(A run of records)

________________

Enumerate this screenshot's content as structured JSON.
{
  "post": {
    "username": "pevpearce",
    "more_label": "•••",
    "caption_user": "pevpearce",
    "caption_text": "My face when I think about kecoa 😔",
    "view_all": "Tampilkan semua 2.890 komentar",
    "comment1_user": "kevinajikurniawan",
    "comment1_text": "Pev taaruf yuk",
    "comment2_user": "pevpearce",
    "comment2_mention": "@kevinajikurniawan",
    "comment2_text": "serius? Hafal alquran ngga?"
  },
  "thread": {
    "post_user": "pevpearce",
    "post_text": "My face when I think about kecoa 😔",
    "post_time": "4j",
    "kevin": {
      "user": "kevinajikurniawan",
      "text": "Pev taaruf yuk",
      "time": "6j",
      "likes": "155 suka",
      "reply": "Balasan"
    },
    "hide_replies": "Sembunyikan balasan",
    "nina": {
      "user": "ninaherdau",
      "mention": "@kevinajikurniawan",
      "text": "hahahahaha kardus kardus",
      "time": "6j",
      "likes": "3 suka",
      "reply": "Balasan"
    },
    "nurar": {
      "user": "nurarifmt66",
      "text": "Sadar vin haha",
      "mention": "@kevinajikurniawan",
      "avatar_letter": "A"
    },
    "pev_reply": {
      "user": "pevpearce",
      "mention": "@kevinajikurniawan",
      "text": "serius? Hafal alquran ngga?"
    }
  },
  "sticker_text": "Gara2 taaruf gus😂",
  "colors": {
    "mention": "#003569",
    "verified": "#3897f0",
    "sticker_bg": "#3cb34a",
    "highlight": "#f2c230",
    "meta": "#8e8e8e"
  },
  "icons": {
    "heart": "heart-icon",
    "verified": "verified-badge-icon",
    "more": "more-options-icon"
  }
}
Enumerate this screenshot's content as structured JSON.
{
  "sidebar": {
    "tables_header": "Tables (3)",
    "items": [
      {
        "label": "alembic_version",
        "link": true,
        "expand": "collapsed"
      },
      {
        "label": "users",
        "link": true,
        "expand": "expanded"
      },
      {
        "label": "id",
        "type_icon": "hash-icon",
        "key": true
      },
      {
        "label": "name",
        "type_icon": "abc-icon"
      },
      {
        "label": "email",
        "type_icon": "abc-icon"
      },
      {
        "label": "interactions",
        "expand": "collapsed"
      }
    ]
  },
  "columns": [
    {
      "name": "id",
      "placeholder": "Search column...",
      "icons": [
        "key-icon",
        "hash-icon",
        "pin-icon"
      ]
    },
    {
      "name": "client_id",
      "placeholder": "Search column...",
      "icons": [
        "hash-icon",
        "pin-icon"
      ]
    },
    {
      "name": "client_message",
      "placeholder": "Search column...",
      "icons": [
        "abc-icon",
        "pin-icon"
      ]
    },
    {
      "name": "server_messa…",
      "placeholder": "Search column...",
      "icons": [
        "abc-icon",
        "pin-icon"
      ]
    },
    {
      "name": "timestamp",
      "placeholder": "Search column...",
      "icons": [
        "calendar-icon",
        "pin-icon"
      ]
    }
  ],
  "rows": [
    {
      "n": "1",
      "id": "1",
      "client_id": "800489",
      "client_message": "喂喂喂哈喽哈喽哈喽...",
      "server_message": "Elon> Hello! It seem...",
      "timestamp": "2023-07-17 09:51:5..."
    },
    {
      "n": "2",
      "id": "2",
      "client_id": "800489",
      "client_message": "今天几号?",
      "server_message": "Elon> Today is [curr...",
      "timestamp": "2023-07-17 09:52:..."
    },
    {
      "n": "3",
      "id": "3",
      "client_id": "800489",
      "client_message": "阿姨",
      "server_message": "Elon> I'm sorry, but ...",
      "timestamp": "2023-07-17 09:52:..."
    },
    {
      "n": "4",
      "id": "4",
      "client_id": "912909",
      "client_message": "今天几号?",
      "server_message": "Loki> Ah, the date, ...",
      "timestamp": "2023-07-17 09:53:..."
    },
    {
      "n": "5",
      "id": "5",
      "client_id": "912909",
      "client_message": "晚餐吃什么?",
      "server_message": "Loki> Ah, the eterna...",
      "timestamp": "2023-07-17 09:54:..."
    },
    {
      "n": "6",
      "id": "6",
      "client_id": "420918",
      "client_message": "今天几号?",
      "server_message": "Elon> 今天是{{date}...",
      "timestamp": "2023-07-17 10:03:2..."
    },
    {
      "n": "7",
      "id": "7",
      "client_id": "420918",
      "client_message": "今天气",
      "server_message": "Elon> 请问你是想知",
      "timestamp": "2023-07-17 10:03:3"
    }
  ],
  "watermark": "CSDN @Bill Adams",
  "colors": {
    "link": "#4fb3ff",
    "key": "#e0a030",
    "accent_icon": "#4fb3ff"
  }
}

________________

Copy out each line in the listing that has the word "Loki".

_The response:_
      "server_message": "Loki> Ah, the date, ...",
      "server_message": "Loki> Ah, the eterna...",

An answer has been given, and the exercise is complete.